--- Begin ---

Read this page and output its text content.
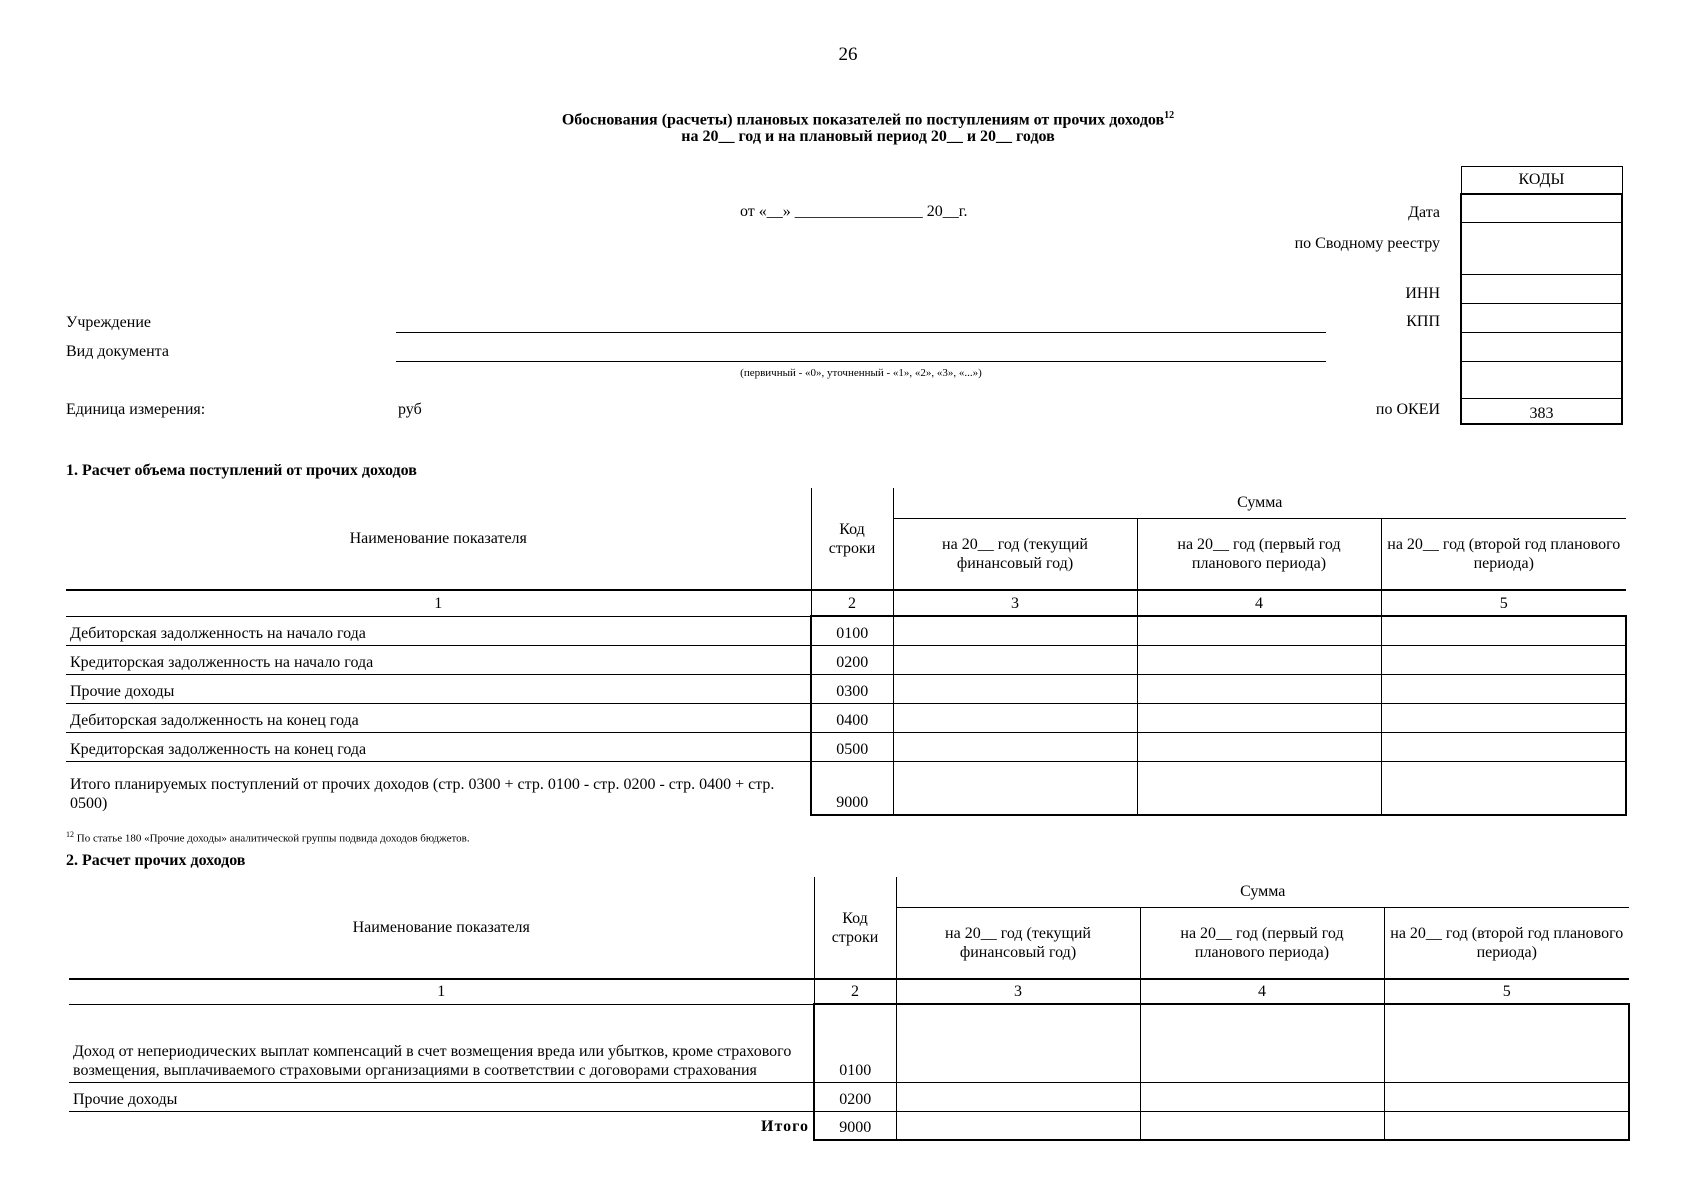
26
Обоснования (расчеты) плановых показателей по поступлениям от прочих доходов$^{12}$
на 20__ год и на плановый период 20__ и 20__ годов
от «__» ________________ 20__г.	Дата
по Сводному реестру
ИНН
КПП
по ОКЕИ
КОДЫ

383
Учреждение
Вид документа
(первичный - «0», уточненный - «1», «2», «3», «...»)
Единица измерения:	руб
1. Расчет объема поступлений от прочих доходов
Наименование показателя	Код строки	Сумма		
		на 20__ год (текущий финансовый год)	на 20__ год (первый год планового периода)	на 20__ год (второй год планового периода)
1	2	3	4	5
Дебиторская задолженность на начало года	0100			
Кредиторская задолженность на начало года	0200			
Прочие доходы	0300			
Дебиторская задолженность на конец года	0400			
Кредиторская задолженность на конец года	0500			
Итого планируемых поступлений от прочих доходов (стр. 0300 + стр. 0100 - стр. 0200 - стр. 0400 + стр. 0500)	9000			
$^{12}$ По статье 180 «Прочие доходы» аналитической группы подвида доходов бюджетов.
2. Расчет прочих доходов
Наименование показателя	Код строки	Сумма		
		на 20__ год (текущий финансовый год)	на 20__ год (первый год планового периода)	на 20__ год (второй год планового периода)
1	2	3	4	5
Доход от непериодических выплат компенсаций в счет возмещения вреда или убытков, кроме страхового возмещения, выплачиваемого страховыми организациями в соответствии с договорами страхования	0100			
Прочие доходы	0200			
Итого	9000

--- End ---

(Requirements):
Say how many lines in the listing above include "начало". Give nothing but the number.

(Response to the task):
2